• **Work to complete**:
Repeat, line for line, the entries printed below.

Dataset items:
^^^^^^^^
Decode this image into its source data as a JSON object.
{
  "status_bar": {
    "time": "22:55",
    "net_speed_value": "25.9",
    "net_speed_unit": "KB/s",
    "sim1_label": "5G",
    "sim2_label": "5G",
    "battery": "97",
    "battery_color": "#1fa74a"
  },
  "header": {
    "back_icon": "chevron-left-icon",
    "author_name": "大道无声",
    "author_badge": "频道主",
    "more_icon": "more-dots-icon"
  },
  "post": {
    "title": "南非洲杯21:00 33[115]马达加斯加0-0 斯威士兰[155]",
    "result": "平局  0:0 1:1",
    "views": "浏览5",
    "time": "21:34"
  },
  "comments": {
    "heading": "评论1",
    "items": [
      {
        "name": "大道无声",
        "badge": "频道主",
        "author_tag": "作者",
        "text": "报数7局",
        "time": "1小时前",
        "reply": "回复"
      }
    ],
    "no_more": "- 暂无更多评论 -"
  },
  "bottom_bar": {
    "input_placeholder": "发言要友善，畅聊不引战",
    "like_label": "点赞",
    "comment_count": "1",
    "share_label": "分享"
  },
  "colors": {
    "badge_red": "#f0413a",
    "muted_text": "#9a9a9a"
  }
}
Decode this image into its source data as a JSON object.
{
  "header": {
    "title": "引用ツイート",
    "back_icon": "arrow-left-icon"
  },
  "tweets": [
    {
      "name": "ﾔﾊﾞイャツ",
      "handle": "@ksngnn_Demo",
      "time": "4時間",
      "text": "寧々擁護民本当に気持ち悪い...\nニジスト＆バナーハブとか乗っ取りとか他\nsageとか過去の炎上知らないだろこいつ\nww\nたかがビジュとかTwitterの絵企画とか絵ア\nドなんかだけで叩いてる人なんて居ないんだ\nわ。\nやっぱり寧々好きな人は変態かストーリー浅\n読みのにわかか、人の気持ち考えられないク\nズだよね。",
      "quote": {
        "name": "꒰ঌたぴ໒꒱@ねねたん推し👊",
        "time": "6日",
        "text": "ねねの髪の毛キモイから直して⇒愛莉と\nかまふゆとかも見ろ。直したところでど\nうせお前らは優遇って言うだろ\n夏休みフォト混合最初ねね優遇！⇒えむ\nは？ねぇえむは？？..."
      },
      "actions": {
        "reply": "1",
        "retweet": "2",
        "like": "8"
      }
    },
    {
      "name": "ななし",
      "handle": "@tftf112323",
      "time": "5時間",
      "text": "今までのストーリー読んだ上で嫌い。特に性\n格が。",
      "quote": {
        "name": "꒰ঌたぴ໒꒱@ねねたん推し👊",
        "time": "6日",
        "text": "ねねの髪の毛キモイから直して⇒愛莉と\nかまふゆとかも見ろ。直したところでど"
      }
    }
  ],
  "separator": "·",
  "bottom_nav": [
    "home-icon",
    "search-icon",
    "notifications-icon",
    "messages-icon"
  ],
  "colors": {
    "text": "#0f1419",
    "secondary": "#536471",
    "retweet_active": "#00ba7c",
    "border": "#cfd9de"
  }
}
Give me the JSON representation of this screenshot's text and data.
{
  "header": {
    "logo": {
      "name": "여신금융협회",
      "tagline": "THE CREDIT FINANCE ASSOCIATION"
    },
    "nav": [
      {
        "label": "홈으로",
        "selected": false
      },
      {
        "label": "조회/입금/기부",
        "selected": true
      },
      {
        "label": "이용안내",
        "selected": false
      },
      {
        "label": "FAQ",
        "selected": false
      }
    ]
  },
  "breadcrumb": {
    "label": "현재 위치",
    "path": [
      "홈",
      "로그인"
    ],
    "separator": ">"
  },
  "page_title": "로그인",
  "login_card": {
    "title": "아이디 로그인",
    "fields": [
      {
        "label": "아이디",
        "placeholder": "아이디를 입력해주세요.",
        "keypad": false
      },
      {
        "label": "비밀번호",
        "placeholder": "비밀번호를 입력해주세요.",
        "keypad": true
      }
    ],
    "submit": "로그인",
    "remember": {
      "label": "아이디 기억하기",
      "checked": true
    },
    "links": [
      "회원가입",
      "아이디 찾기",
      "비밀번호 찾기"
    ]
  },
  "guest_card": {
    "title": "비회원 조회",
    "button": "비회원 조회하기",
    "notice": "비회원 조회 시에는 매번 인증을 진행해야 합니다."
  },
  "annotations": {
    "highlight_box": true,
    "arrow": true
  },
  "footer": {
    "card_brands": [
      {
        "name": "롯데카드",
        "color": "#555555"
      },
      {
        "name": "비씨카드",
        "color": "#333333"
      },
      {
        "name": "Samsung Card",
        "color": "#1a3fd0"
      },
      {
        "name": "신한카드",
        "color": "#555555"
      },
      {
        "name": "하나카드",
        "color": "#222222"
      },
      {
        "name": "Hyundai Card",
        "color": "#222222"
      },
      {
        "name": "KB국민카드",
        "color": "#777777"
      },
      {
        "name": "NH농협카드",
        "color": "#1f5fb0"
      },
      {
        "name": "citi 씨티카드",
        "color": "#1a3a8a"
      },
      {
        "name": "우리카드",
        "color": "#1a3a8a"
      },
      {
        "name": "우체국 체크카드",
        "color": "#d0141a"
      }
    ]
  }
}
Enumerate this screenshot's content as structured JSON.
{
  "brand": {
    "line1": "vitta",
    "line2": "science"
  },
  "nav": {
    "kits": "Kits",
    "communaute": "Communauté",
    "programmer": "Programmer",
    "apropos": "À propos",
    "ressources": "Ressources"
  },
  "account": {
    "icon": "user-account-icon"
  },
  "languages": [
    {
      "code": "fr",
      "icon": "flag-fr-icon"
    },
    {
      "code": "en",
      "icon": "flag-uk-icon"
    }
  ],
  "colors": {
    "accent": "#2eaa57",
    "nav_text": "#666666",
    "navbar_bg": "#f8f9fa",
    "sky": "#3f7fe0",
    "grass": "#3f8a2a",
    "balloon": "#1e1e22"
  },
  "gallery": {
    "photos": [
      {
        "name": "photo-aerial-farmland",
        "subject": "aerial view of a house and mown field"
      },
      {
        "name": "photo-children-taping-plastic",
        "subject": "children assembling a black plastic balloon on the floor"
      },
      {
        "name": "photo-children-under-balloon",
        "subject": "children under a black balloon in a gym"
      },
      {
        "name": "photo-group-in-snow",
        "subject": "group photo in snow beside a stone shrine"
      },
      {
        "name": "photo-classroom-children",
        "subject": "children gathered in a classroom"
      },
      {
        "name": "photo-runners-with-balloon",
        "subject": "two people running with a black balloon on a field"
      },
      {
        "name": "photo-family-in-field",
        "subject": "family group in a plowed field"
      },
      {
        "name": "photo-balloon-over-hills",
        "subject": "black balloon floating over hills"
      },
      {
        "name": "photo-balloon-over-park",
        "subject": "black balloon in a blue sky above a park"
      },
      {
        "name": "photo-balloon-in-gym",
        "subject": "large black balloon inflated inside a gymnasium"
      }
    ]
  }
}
^^^^^^^^
• **Final result**:
Decode this image into its source data as a JSON object.
{
  "status_bar": {
    "time": "22:55",
    "net_speed_value": "25.9",
    "net_speed_unit": "KB/s",
    "sim1_label": "5G",
    "sim2_label": "5G",
    "battery": "97",
    "battery_color": "#1fa74a"
  },
  "header": {
    "back_icon": "chevron-left-icon",
    "author_name": "大道无声",
    "author_badge": "频道主",
    "more_icon": "more-dots-icon"
  },
  "post": {
    "title": "南非洲杯21:00 33[115]马达加斯加0-0 斯威士兰[155]",
    "result": "平局  0:0 1:1",
    "views": "浏览5",
    "time": "21:34"
  },
  "comments": {
    "heading": "评论1",
    "items": [
      {
        "name": "大道无声",
        "badge": "频道主",
        "author_tag": "作者",
        "text": "报数7局",
        "time": "1小时前",
        "reply": "回复"
      }
    ],
    "no_more": "- 暂无更多评论 -"
  },
  "bottom_bar": {
    "input_placeholder": "发言要友善，畅聊不引战",
    "like_label": "点赞",
    "comment_count": "1",
    "share_label": "分享"
  },
  "colors": {
    "badge_red": "#f0413a",
    "muted_text": "#9a9a9a"
  }
}
Decode this image into its source data as a JSON object.
{
  "header": {
    "title": "引用ツイート",
    "back_icon": "arrow-left-icon"
  },
  "tweets": [
    {
      "name": "ﾔﾊﾞイャツ",
      "handle": "@ksngnn_Demo",
      "time": "4時間",
      "text": "寧々擁護民本当に気持ち悪い...\nニジスト＆バナーハブとか乗っ取りとか他\nsageとか過去の炎上知らないだろこいつ\nww\nたかがビジュとかTwitterの絵企画とか絵ア\nドなんかだけで叩いてる人なんて居ないんだ\nわ。\nやっぱり寧々好きな人は変態かストーリー浅\n読みのにわかか、人の気持ち考えられないク\nズだよね。",
      "quote": {
        "name": "꒰ঌたぴ໒꒱@ねねたん推し👊",
        "time": "6日",
        "text": "ねねの髪の毛キモイから直して⇒愛莉と\nかまふゆとかも見ろ。直したところでど\nうせお前らは優遇って言うだろ\n夏休みフォト混合最初ねね優遇！⇒えむ\nは？ねぇえむは？？..."
      },
      "actions": {
        "reply": "1",
        "retweet": "2",
        "like": "8"
      }
    },
    {
      "name": "ななし",
      "handle": "@tftf112323",
      "time": "5時間",
      "text": "今までのストーリー読んだ上で嫌い。特に性\n格が。",
      "quote": {
        "name": "꒰ঌたぴ໒꒱@ねねたん推し👊",
        "time": "6日",
        "text": "ねねの髪の毛キモイから直して⇒愛莉と\nかまふゆとかも見ろ。直したところでど"
      }
    }
  ],
  "separator": "·",
  "bottom_nav": [
    "home-icon",
    "search-icon",
    "notifications-icon",
    "messages-icon"
  ],
  "colors": {
    "text": "#0f1419",
    "secondary": "#536471",
    "retweet_active": "#00ba7c",
    "border": "#cfd9de"
  }
}
Give me the JSON representation of this screenshot's text and data.
{
  "header": {
    "logo": {
      "name": "여신금융협회",
      "tagline": "THE CREDIT FINANCE ASSOCIATION"
    },
    "nav": [
      {
        "label": "홈으로",
        "selected": false
      },
      {
        "label": "조회/입금/기부",
        "selected": true
      },
      {
        "label": "이용안내",
        "selected": false
      },
      {
        "label": "FAQ",
        "selected": false
      }
    ]
  },
  "breadcrumb": {
    "label": "현재 위치",
    "path": [
      "홈",
      "로그인"
    ],
    "separator": ">"
  },
  "page_title": "로그인",
  "login_card": {
    "title": "아이디 로그인",
    "fields": [
      {
        "label": "아이디",
        "placeholder": "아이디를 입력해주세요.",
        "keypad": false
      },
      {
        "label": "비밀번호",
        "placeholder": "비밀번호를 입력해주세요.",
        "keypad": true
      }
    ],
    "submit": "로그인",
    "remember": {
      "label": "아이디 기억하기",
      "checked": true
    },
    "links": [
      "회원가입",
      "아이디 찾기",
      "비밀번호 찾기"
    ]
  },
  "guest_card": {
    "title": "비회원 조회",
    "button": "비회원 조회하기",
    "notice": "비회원 조회 시에는 매번 인증을 진행해야 합니다."
  },
  "annotations": {
    "highlight_box": true,
    "arrow": true
  },
  "footer": {
    "card_brands": [
      {
        "name": "롯데카드",
        "color": "#555555"
      },
      {
        "name": "비씨카드",
        "color": "#333333"
      },
      {
        "name": "Samsung Card",
        "color": "#1a3fd0"
      },
      {
        "name": "신한카드",
        "color": "#555555"
      },
      {
        "name": "하나카드",
        "color": "#222222"
      },
      {
        "name": "Hyundai Card",
        "color": "#222222"
      },
      {
        "name": "KB국민카드",
        "color": "#777777"
      },
      {
        "name": "NH농협카드",
        "color": "#1f5fb0"
      },
      {
        "name": "citi 씨티카드",
        "color": "#1a3a8a"
      },
      {
        "name": "우리카드",
        "color": "#1a3a8a"
      },
      {
        "name": "우체국 체크카드",
        "color": "#d0141a"
      }
    ]
  }
}
Enumerate this screenshot's content as structured JSON.
{
  "brand": {
    "line1": "vitta",
    "line2": "science"
  },
  "nav": {
    "kits": "Kits",
    "communaute": "Communauté",
    "programmer": "Programmer",
    "apropos": "À propos",
    "ressources": "Ressources"
  },
  "account": {
    "icon": "user-account-icon"
  },
  "languages": [
    {
      "code": "fr",
      "icon": "flag-fr-icon"
    },
    {
      "code": "en",
      "icon": "flag-uk-icon"
    }
  ],
  "colors": {
    "accent": "#2eaa57",
    "nav_text": "#666666",
    "navbar_bg": "#f8f9fa",
    "sky": "#3f7fe0",
    "grass": "#3f8a2a",
    "balloon": "#1e1e22"
  },
  "gallery": {
    "photos": [
      {
        "name": "photo-aerial-farmland",
        "subject": "aerial view of a house and mown field"
      },
      {
        "name": "photo-children-taping-plastic",
        "subject": "children assembling a black plastic balloon on the floor"
      },
      {
        "name": "photo-children-under-balloon",
        "subject": "children under a black balloon in a gym"
      },
      {
        "name": "photo-group-in-snow",
        "subject": "group photo in snow beside a stone shrine"
      },
      {
        "name": "photo-classroom-children",
        "subject": "children gathered in a classroom"
      },
      {
        "name": "photo-runners-with-balloon",
        "subject": "two people running with a black balloon on a field"
      },
      {
        "name": "photo-family-in-field",
        "subject": "family group in a plowed field"
      },
      {
        "name": "photo-balloon-over-hills",
        "subject": "black balloon floating over hills"
      },
      {
        "name": "photo-balloon-over-park",
        "subject": "black balloon in a blue sky above a park"
      },
      {
        "name": "photo-balloon-in-gym",
        "subject": "large black balloon inflated inside a gymnasium"
      }
    ]
  }
}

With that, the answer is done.